_Records provided_.

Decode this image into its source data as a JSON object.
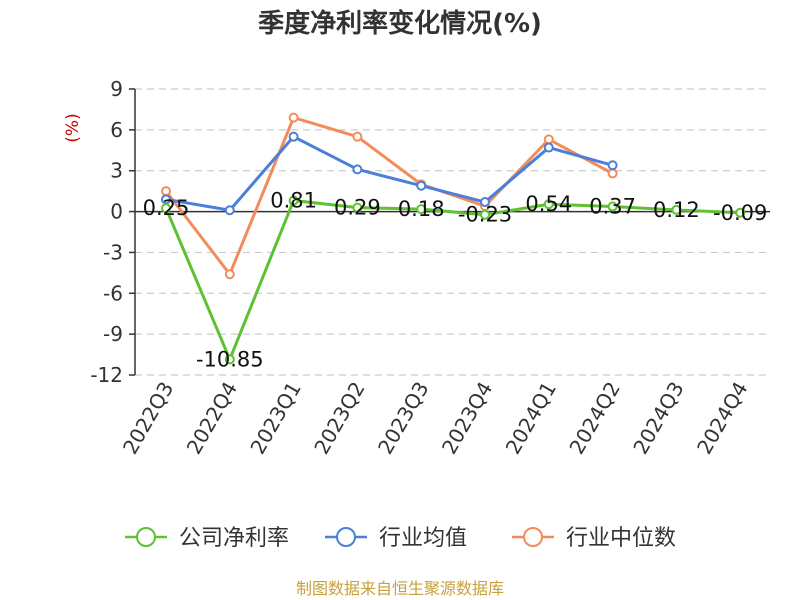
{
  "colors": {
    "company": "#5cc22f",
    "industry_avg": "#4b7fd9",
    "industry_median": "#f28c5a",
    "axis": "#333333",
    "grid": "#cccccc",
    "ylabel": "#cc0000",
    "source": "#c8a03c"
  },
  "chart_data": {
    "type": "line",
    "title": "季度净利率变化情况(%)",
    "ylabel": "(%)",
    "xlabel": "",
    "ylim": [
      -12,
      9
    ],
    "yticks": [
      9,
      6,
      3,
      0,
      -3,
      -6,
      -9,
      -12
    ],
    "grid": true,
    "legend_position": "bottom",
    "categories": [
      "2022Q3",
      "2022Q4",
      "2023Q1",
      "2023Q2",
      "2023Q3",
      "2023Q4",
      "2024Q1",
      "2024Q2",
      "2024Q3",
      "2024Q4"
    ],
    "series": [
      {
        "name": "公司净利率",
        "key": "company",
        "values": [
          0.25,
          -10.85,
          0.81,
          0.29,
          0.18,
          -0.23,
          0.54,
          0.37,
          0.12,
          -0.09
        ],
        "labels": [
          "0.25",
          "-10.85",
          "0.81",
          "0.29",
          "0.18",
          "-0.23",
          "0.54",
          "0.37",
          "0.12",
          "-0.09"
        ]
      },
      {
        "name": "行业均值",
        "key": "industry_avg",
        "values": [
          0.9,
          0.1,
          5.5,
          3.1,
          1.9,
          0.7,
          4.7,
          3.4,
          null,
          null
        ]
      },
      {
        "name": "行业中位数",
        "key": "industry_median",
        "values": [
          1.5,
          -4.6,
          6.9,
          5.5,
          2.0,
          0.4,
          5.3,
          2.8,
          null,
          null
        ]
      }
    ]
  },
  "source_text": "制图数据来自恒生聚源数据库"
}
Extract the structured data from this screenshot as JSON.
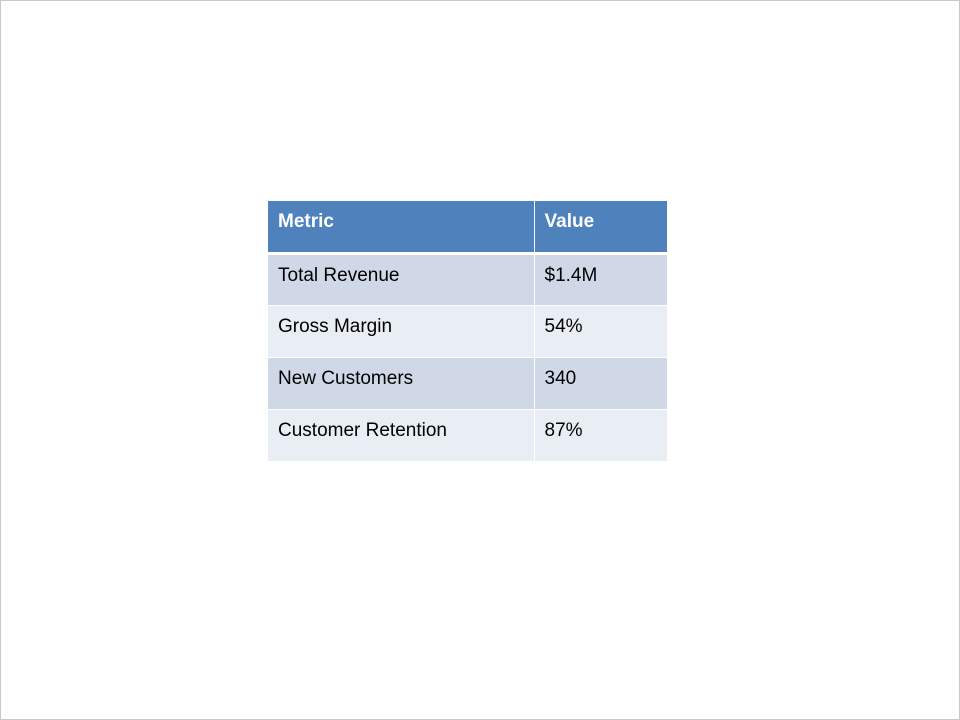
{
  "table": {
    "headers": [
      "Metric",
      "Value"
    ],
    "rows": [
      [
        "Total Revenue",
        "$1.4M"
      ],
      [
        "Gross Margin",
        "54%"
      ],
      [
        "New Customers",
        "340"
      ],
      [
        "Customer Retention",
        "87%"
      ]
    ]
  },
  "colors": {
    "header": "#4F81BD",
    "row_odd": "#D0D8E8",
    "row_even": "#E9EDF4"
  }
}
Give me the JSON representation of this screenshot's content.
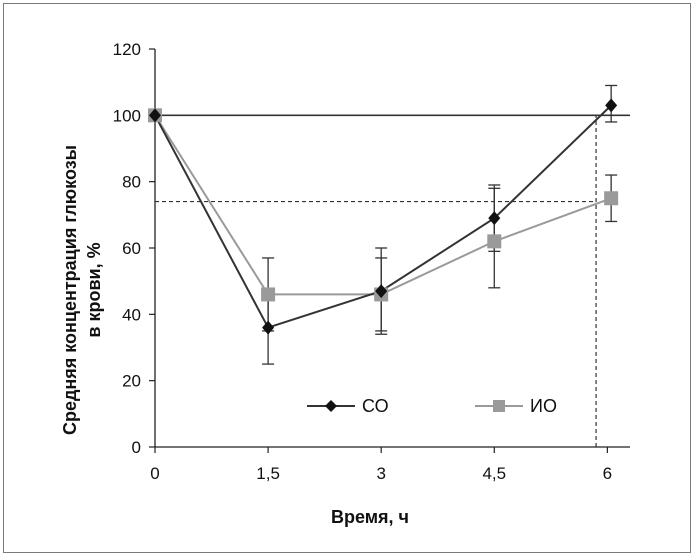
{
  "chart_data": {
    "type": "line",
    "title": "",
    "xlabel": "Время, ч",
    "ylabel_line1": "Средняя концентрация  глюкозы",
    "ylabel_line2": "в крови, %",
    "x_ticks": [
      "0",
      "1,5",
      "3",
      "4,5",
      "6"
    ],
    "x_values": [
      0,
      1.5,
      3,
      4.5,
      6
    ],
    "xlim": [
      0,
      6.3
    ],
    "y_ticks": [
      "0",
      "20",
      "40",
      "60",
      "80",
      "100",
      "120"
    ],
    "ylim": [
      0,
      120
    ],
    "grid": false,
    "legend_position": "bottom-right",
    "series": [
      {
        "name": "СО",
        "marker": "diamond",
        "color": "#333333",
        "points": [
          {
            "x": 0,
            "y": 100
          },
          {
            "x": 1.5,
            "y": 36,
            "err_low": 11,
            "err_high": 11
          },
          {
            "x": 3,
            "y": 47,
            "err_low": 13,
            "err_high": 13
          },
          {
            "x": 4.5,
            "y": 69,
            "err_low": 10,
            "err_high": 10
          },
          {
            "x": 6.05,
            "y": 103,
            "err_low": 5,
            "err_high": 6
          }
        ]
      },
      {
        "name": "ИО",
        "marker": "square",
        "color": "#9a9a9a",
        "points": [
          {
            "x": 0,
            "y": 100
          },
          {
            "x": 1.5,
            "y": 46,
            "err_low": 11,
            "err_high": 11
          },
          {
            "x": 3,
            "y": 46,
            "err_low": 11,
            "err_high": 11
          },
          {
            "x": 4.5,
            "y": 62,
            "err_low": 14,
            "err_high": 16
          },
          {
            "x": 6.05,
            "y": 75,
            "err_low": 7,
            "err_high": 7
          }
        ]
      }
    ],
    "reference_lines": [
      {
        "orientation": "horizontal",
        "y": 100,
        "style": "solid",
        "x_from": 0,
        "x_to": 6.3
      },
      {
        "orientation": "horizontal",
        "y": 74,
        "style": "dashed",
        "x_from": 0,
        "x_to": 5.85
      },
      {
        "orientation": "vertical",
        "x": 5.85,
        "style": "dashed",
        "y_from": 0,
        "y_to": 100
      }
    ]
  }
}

_Objective_. Transcribe all of the material exactly, leaving out whatever pictures it contains.

_Response_.
Decode this image into its source data as a JSON object.
{
  "colors": {
    "company": "#5cc22f",
    "industry_avg": "#4b7fd9",
    "industry_median": "#f28c5a",
    "axis": "#333333",
    "grid": "#cccccc",
    "ylabel": "#cc0000",
    "source": "#c8a03c"
  },
  "chart_data": {
    "type": "line",
    "title": "季度净利率变化情况(%)",
    "ylabel": "(%)",
    "xlabel": "",
    "ylim": [
      -12,
      9
    ],
    "yticks": [
      9,
      6,
      3,
      0,
      -3,
      -6,
      -9,
      -12
    ],
    "grid": true,
    "legend_position": "bottom",
    "categories": [
      "2022Q3",
      "2022Q4",
      "2023Q1",
      "2023Q2",
      "2023Q3",
      "2023Q4",
      "2024Q1",
      "2024Q2",
      "2024Q3",
      "2024Q4"
    ],
    "series": [
      {
        "name": "公司净利率",
        "key": "company",
        "values": [
          0.25,
          -10.85,
          0.81,
          0.29,
          0.18,
          -0.23,
          0.54,
          0.37,
          0.12,
          -0.09
        ],
        "labels": [
          "0.25",
          "-10.85",
          "0.81",
          "0.29",
          "0.18",
          "-0.23",
          "0.54",
          "0.37",
          "0.12",
          "-0.09"
        ]
      },
      {
        "name": "行业均值",
        "key": "industry_avg",
        "values": [
          0.9,
          0.1,
          5.5,
          3.1,
          1.9,
          0.7,
          4.7,
          3.4,
          null,
          null
        ]
      },
      {
        "name": "行业中位数",
        "key": "industry_median",
        "values": [
          1.5,
          -4.6,
          6.9,
          5.5,
          2.0,
          0.4,
          5.3,
          2.8,
          null,
          null
        ]
      }
    ]
  },
  "source_text": "制图数据来自恒生聚源数据库"
}
Extract the structured data from this screenshot as JSON.
{
  "table": {
    "headers": [
      "Metric",
      "Value"
    ],
    "rows": [
      [
        "Total Revenue",
        "$1.4M"
      ],
      [
        "Gross Margin",
        "54%"
      ],
      [
        "New Customers",
        "340"
      ],
      [
        "Customer Retention",
        "87%"
      ]
    ]
  },
  "colors": {
    "header": "#4F81BD",
    "row_odd": "#D0D8E8",
    "row_even": "#E9EDF4"
  }
}
Give me the JSON representation of this screenshot's content.
{
  "chart_data": {
    "type": "line",
    "title": "",
    "xlabel": "Время, ч",
    "ylabel_line1": "Средняя концентрация  глюкозы",
    "ylabel_line2": "в крови, %",
    "x_ticks": [
      "0",
      "1,5",
      "3",
      "4,5",
      "6"
    ],
    "x_values": [
      0,
      1.5,
      3,
      4.5,
      6
    ],
    "xlim": [
      0,
      6.3
    ],
    "y_ticks": [
      "0",
      "20",
      "40",
      "60",
      "80",
      "100",
      "120"
    ],
    "ylim": [
      0,
      120
    ],
    "grid": false,
    "legend_position": "bottom-right",
    "series": [
      {
        "name": "СО",
        "marker": "diamond",
        "color": "#333333",
        "points": [
          {
            "x": 0,
            "y": 100
          },
          {
            "x": 1.5,
            "y": 36,
            "err_low": 11,
            "err_high": 11
          },
          {
            "x": 3,
            "y": 47,
            "err_low": 13,
            "err_high": 13
          },
          {
            "x": 4.5,
            "y": 69,
            "err_low": 10,
            "err_high": 10
          },
          {
            "x": 6.05,
            "y": 103,
            "err_low": 5,
            "err_high": 6
          }
        ]
      },
      {
        "name": "ИО",
        "marker": "square",
        "color": "#9a9a9a",
        "points": [
          {
            "x": 0,
            "y": 100
          },
          {
            "x": 1.5,
            "y": 46,
            "err_low": 11,
            "err_high": 11
          },
          {
            "x": 3,
            "y": 46,
            "err_low": 11,
            "err_high": 11
          },
          {
            "x": 4.5,
            "y": 62,
            "err_low": 14,
            "err_high": 16
          },
          {
            "x": 6.05,
            "y": 75,
            "err_low": 7,
            "err_high": 7
          }
        ]
      }
    ],
    "reference_lines": [
      {
        "orientation": "horizontal",
        "y": 100,
        "style": "solid",
        "x_from": 0,
        "x_to": 6.3
      },
      {
        "orientation": "horizontal",
        "y": 74,
        "style": "dashed",
        "x_from": 0,
        "x_to": 5.85
      },
      {
        "orientation": "vertical",
        "x": 5.85,
        "style": "dashed",
        "y_from": 0,
        "y_to": 100
      }
    ]
  }
}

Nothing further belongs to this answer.